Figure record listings

##############################

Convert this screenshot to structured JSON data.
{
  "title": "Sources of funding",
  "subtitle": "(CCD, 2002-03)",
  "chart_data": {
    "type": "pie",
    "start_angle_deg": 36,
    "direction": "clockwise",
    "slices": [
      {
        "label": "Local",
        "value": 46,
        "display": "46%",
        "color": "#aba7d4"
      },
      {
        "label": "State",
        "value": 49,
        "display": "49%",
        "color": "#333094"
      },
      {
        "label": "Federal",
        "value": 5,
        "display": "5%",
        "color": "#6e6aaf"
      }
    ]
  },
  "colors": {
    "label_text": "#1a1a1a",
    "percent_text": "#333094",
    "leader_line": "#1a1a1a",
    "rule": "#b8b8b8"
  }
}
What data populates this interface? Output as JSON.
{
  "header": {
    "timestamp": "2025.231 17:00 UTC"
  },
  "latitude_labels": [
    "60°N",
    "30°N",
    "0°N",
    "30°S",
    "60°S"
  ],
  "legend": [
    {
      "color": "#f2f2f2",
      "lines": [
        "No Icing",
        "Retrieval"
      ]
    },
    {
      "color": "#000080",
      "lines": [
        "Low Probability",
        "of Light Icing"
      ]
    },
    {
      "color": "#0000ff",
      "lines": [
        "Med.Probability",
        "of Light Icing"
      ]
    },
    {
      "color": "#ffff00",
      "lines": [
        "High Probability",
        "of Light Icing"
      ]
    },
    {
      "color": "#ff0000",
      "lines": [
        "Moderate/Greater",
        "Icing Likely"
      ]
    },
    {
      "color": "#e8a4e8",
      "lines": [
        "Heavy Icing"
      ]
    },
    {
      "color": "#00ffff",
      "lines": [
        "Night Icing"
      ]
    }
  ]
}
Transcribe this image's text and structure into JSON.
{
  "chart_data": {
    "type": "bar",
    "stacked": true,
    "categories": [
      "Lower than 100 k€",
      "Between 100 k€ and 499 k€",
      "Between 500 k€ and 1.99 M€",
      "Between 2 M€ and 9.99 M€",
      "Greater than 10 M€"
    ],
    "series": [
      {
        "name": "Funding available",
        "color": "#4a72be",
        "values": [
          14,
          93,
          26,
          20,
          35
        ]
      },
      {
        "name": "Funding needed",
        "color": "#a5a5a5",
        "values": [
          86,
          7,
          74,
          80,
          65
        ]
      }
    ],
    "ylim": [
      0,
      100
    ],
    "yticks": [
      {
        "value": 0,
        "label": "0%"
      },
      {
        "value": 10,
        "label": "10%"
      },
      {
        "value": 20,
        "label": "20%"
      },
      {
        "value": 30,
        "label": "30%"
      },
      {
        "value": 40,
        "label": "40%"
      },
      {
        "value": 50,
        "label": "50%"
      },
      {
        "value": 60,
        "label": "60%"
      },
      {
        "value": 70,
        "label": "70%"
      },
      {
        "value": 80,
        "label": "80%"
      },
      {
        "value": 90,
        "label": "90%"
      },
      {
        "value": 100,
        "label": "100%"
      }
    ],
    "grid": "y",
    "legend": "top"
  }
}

##############################

* **YOUR GOAL**
Gather up the lines containing the word "name" from these records and copy them.

* **WRITTEN RESPONSE**
        "name": "Funding available",
        "name": "Funding needed",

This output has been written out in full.